#### Data for this task
★ ★ ★ ★ ★
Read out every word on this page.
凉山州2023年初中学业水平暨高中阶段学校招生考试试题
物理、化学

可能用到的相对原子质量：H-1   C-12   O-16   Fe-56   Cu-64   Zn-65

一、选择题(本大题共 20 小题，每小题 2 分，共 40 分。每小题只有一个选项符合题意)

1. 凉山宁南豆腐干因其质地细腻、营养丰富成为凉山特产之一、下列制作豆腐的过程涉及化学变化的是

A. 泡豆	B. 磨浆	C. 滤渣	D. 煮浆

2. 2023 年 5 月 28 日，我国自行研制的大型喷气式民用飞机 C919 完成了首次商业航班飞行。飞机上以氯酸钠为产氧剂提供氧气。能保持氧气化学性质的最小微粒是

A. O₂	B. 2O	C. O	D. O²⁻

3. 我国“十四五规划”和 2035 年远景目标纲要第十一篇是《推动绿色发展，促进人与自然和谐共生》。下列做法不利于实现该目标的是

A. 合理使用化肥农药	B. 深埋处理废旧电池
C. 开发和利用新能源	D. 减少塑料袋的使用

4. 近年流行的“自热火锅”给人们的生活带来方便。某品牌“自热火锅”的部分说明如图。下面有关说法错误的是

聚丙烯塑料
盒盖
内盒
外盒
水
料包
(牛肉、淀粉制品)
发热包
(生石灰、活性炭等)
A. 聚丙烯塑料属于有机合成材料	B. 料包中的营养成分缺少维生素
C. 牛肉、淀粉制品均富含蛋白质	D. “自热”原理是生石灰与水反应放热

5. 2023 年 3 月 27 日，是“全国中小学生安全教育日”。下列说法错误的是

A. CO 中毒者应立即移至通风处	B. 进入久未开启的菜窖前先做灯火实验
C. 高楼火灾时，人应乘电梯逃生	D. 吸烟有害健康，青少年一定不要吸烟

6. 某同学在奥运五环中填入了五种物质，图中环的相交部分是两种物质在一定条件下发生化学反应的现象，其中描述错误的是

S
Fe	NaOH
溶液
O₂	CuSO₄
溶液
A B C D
★ ★ ★ ★ ★
#### Task instructions
Output the data above exactly, please, line for line.

#### Exercise output
Read out every word on this page.
凉山州2023年初中学业水平暨高中阶段学校招生考试试题
物理、化学

可能用到的相对原子质量：H-1   C-12   O-16   Fe-56   Cu-64   Zn-65

一、选择题(本大题共 20 小题，每小题 2 分，共 40 分。每小题只有一个选项符合题意)

1. 凉山宁南豆腐干因其质地细腻、营养丰富成为凉山特产之一、下列制作豆腐的过程涉及化学变化的是

A. 泡豆	B. 磨浆	C. 滤渣	D. 煮浆

2. 2023 年 5 月 28 日，我国自行研制的大型喷气式民用飞机 C919 完成了首次商业航班飞行。飞机上以氯酸钠为产氧剂提供氧气。能保持氧气化学性质的最小微粒是

A. O₂	B. 2O	C. O	D. O²⁻

3. 我国“十四五规划”和 2035 年远景目标纲要第十一篇是《推动绿色发展，促进人与自然和谐共生》。下列做法不利于实现该目标的是

A. 合理使用化肥农药	B. 深埋处理废旧电池
C. 开发和利用新能源	D. 减少塑料袋的使用

4. 近年流行的“自热火锅”给人们的生活带来方便。某品牌“自热火锅”的部分说明如图。下面有关说法错误的是

聚丙烯塑料
盒盖
内盒
外盒
水
料包
(牛肉、淀粉制品)
发热包
(生石灰、活性炭等)
A. 聚丙烯塑料属于有机合成材料	B. 料包中的营养成分缺少维生素
C. 牛肉、淀粉制品均富含蛋白质	D. “自热”原理是生石灰与水反应放热

5. 2023 年 3 月 27 日，是“全国中小学生安全教育日”。下列说法错误的是

A. CO 中毒者应立即移至通风处	B. 进入久未开启的菜窖前先做灯火实验
C. 高楼火灾时，人应乘电梯逃生	D. 吸烟有害健康，青少年一定不要吸烟

6. 某同学在奥运五环中填入了五种物质，图中环的相交部分是两种物质在一定条件下发生化学反应的现象，其中描述错误的是

S
Fe	NaOH
溶液
O₂	CuSO₄
溶液
A B C D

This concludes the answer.